**** DATA RECORDS

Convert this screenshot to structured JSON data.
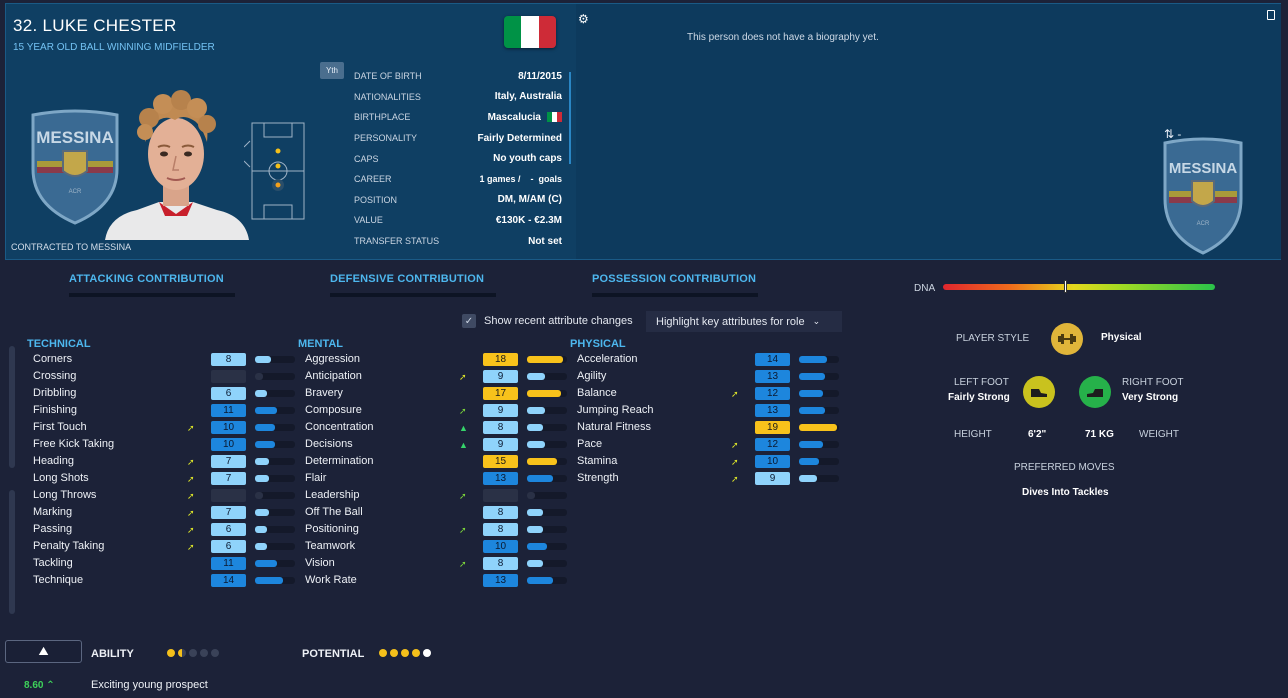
{
  "player": {
    "name": "32. LUKE CHESTER",
    "role": "15 YEAR OLD BALL WINNING MIDFIELDER",
    "youth_badge": "Yth",
    "contracted": "CONTRACTED TO MESSINA",
    "club_crest_text": "MESSINA",
    "flag_colors": [
      "#009246",
      "#ffffff",
      "#ce2b37"
    ]
  },
  "info": [
    {
      "label": "DATE OF BIRTH",
      "value": "8/11/2015"
    },
    {
      "label": "NATIONALITIES",
      "value": "Italy, Australia"
    },
    {
      "label": "BIRTHPLACE",
      "value": "Mascalucia"
    },
    {
      "label": "PERSONALITY",
      "value": "Fairly Determined"
    },
    {
      "label": "CAPS",
      "value": "No youth caps"
    },
    {
      "label": "CAREER",
      "value": "1 games /    -  goals"
    },
    {
      "label": "POSITION",
      "value": "DM, M/AM (C)"
    },
    {
      "label": "VALUE",
      "value": "€130K - €2.3M"
    },
    {
      "label": "TRANSFER STATUS",
      "value": "Not set"
    }
  ],
  "bio": "This person does not have a biography yet.",
  "swap_text": "-",
  "contributions": [
    "ATTACKING CONTRIBUTION",
    "DEFENSIVE CONTRIBUTION",
    "POSSESSION CONTRIBUTION"
  ],
  "dna_label": "DNA",
  "show_recent_label": "Show recent attribute changes",
  "highlight_label": "Highlight key attributes for role",
  "columns": {
    "technical": {
      "title": "TECHNICAL",
      "attrs": [
        {
          "name": "Corners",
          "value": "8",
          "arrow": ""
        },
        {
          "name": "Crossing",
          "value": "",
          "arrow": ""
        },
        {
          "name": "Dribbling",
          "value": "6",
          "arrow": ""
        },
        {
          "name": "Finishing",
          "value": "11",
          "arrow": ""
        },
        {
          "name": "First Touch",
          "value": "10",
          "arrow": "up-yellow"
        },
        {
          "name": "Free Kick Taking",
          "value": "10",
          "arrow": ""
        },
        {
          "name": "Heading",
          "value": "7",
          "arrow": "up-yellow"
        },
        {
          "name": "Long Shots",
          "value": "7",
          "arrow": "up-yellow"
        },
        {
          "name": "Long Throws",
          "value": "",
          "arrow": "up-yellow"
        },
        {
          "name": "Marking",
          "value": "7",
          "arrow": "up-yellow"
        },
        {
          "name": "Passing",
          "value": "6",
          "arrow": "up-yellow"
        },
        {
          "name": "Penalty Taking",
          "value": "6",
          "arrow": "up-yellow"
        },
        {
          "name": "Tackling",
          "value": "11",
          "arrow": ""
        },
        {
          "name": "Technique",
          "value": "14",
          "arrow": ""
        }
      ]
    },
    "mental": {
      "title": "MENTAL",
      "attrs": [
        {
          "name": "Aggression",
          "value": "18",
          "arrow": ""
        },
        {
          "name": "Anticipation",
          "value": "9",
          "arrow": "up-yellow"
        },
        {
          "name": "Bravery",
          "value": "17",
          "arrow": ""
        },
        {
          "name": "Composure",
          "value": "9",
          "arrow": "up-green"
        },
        {
          "name": "Concentration",
          "value": "8",
          "arrow": "up-green2"
        },
        {
          "name": "Decisions",
          "value": "9",
          "arrow": "up-green2"
        },
        {
          "name": "Determination",
          "value": "15",
          "arrow": ""
        },
        {
          "name": "Flair",
          "value": "13",
          "arrow": ""
        },
        {
          "name": "Leadership",
          "value": "",
          "arrow": "up-green"
        },
        {
          "name": "Off The Ball",
          "value": "8",
          "arrow": ""
        },
        {
          "name": "Positioning",
          "value": "8",
          "arrow": "up-green"
        },
        {
          "name": "Teamwork",
          "value": "10",
          "arrow": ""
        },
        {
          "name": "Vision",
          "value": "8",
          "arrow": "up-green"
        },
        {
          "name": "Work Rate",
          "value": "13",
          "arrow": ""
        }
      ]
    },
    "physical": {
      "title": "PHYSICAL",
      "attrs": [
        {
          "name": "Acceleration",
          "value": "14",
          "arrow": ""
        },
        {
          "name": "Agility",
          "value": "13",
          "arrow": ""
        },
        {
          "name": "Balance",
          "value": "12",
          "arrow": "up-yellow"
        },
        {
          "name": "Jumping Reach",
          "value": "13",
          "arrow": ""
        },
        {
          "name": "Natural Fitness",
          "value": "19",
          "arrow": ""
        },
        {
          "name": "Pace",
          "value": "12",
          "arrow": "up-yellow"
        },
        {
          "name": "Stamina",
          "value": "10",
          "arrow": "up-yellow"
        },
        {
          "name": "Strength",
          "value": "9",
          "arrow": "up-yellow"
        }
      ]
    }
  },
  "profile": {
    "player_style_label": "PLAYER STYLE",
    "player_style_value": "Physical",
    "left_foot_label": "LEFT FOOT",
    "left_foot_value": "Fairly Strong",
    "right_foot_label": "RIGHT FOOT",
    "right_foot_value": "Very Strong",
    "height_label": "HEIGHT",
    "height_value": "6'2\"",
    "weight_value": "71 KG",
    "weight_label": "WEIGHT",
    "preferred_moves_label": "PREFERRED MOVES",
    "preferred_moves_value": "Dives Into Tackles"
  },
  "bottom": {
    "ability_label": "ABILITY",
    "potential_label": "POTENTIAL",
    "ability_stars": 1.5,
    "potential_stars": 5,
    "rating": "8.60",
    "prospect": "Exciting young prospect"
  },
  "colors": {
    "accent": "#4db7ee",
    "header_bg": "#0f3f63",
    "bar_light": "#8fd3fb",
    "bar_mid": "#1d86dd",
    "bar_gold": "#f8c21b"
  }
}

********

## WHAT YOU NEED TO DO
Without including any pictures, please restate all the records exactly.

## RESULT
Convert this screenshot to structured JSON data.
{
  "player": {
    "name": "32. LUKE CHESTER",
    "role": "15 YEAR OLD BALL WINNING MIDFIELDER",
    "youth_badge": "Yth",
    "contracted": "CONTRACTED TO MESSINA",
    "club_crest_text": "MESSINA",
    "flag_colors": [
      "#009246",
      "#ffffff",
      "#ce2b37"
    ]
  },
  "info": [
    {
      "label": "DATE OF BIRTH",
      "value": "8/11/2015"
    },
    {
      "label": "NATIONALITIES",
      "value": "Italy, Australia"
    },
    {
      "label": "BIRTHPLACE",
      "value": "Mascalucia"
    },
    {
      "label": "PERSONALITY",
      "value": "Fairly Determined"
    },
    {
      "label": "CAPS",
      "value": "No youth caps"
    },
    {
      "label": "CAREER",
      "value": "1 games /    -  goals"
    },
    {
      "label": "POSITION",
      "value": "DM, M/AM (C)"
    },
    {
      "label": "VALUE",
      "value": "€130K - €2.3M"
    },
    {
      "label": "TRANSFER STATUS",
      "value": "Not set"
    }
  ],
  "bio": "This person does not have a biography yet.",
  "swap_text": "-",
  "contributions": [
    "ATTACKING CONTRIBUTION",
    "DEFENSIVE CONTRIBUTION",
    "POSSESSION CONTRIBUTION"
  ],
  "dna_label": "DNA",
  "show_recent_label": "Show recent attribute changes",
  "highlight_label": "Highlight key attributes for role",
  "columns": {
    "technical": {
      "title": "TECHNICAL",
      "attrs": [
        {
          "name": "Corners",
          "value": "8",
          "arrow": ""
        },
        {
          "name": "Crossing",
          "value": "",
          "arrow": ""
        },
        {
          "name": "Dribbling",
          "value": "6",
          "arrow": ""
        },
        {
          "name": "Finishing",
          "value": "11",
          "arrow": ""
        },
        {
          "name": "First Touch",
          "value": "10",
          "arrow": "up-yellow"
        },
        {
          "name": "Free Kick Taking",
          "value": "10",
          "arrow": ""
        },
        {
          "name": "Heading",
          "value": "7",
          "arrow": "up-yellow"
        },
        {
          "name": "Long Shots",
          "value": "7",
          "arrow": "up-yellow"
        },
        {
          "name": "Long Throws",
          "value": "",
          "arrow": "up-yellow"
        },
        {
          "name": "Marking",
          "value": "7",
          "arrow": "up-yellow"
        },
        {
          "name": "Passing",
          "value": "6",
          "arrow": "up-yellow"
        },
        {
          "name": "Penalty Taking",
          "value": "6",
          "arrow": "up-yellow"
        },
        {
          "name": "Tackling",
          "value": "11",
          "arrow": ""
        },
        {
          "name": "Technique",
          "value": "14",
          "arrow": ""
        }
      ]
    },
    "mental": {
      "title": "MENTAL",
      "attrs": [
        {
          "name": "Aggression",
          "value": "18",
          "arrow": ""
        },
        {
          "name": "Anticipation",
          "value": "9",
          "arrow": "up-yellow"
        },
        {
          "name": "Bravery",
          "value": "17",
          "arrow": ""
        },
        {
          "name": "Composure",
          "value": "9",
          "arrow": "up-green"
        },
        {
          "name": "Concentration",
          "value": "8",
          "arrow": "up-green2"
        },
        {
          "name": "Decisions",
          "value": "9",
          "arrow": "up-green2"
        },
        {
          "name": "Determination",
          "value": "15",
          "arrow": ""
        },
        {
          "name": "Flair",
          "value": "13",
          "arrow": ""
        },
        {
          "name": "Leadership",
          "value": "",
          "arrow": "up-green"
        },
        {
          "name": "Off The Ball",
          "value": "8",
          "arrow": ""
        },
        {
          "name": "Positioning",
          "value": "8",
          "arrow": "up-green"
        },
        {
          "name": "Teamwork",
          "value": "10",
          "arrow": ""
        },
        {
          "name": "Vision",
          "value": "8",
          "arrow": "up-green"
        },
        {
          "name": "Work Rate",
          "value": "13",
          "arrow": ""
        }
      ]
    },
    "physical": {
      "title": "PHYSICAL",
      "attrs": [
        {
          "name": "Acceleration",
          "value": "14",
          "arrow": ""
        },
        {
          "name": "Agility",
          "value": "13",
          "arrow": ""
        },
        {
          "name": "Balance",
          "value": "12",
          "arrow": "up-yellow"
        },
        {
          "name": "Jumping Reach",
          "value": "13",
          "arrow": ""
        },
        {
          "name": "Natural Fitness",
          "value": "19",
          "arrow": ""
        },
        {
          "name": "Pace",
          "value": "12",
          "arrow": "up-yellow"
        },
        {
          "name": "Stamina",
          "value": "10",
          "arrow": "up-yellow"
        },
        {
          "name": "Strength",
          "value": "9",
          "arrow": "up-yellow"
        }
      ]
    }
  },
  "profile": {
    "player_style_label": "PLAYER STYLE",
    "player_style_value": "Physical",
    "left_foot_label": "LEFT FOOT",
    "left_foot_value": "Fairly Strong",
    "right_foot_label": "RIGHT FOOT",
    "right_foot_value": "Very Strong",
    "height_label": "HEIGHT",
    "height_value": "6'2\"",
    "weight_value": "71 KG",
    "weight_label": "WEIGHT",
    "preferred_moves_label": "PREFERRED MOVES",
    "preferred_moves_value": "Dives Into Tackles"
  },
  "bottom": {
    "ability_label": "ABILITY",
    "potential_label": "POTENTIAL",
    "ability_stars": 1.5,
    "potential_stars": 5,
    "rating": "8.60",
    "prospect": "Exciting young prospect"
  },
  "colors": {
    "accent": "#4db7ee",
    "header_bg": "#0f3f63",
    "bar_light": "#8fd3fb",
    "bar_mid": "#1d86dd",
    "bar_gold": "#f8c21b"
  }
}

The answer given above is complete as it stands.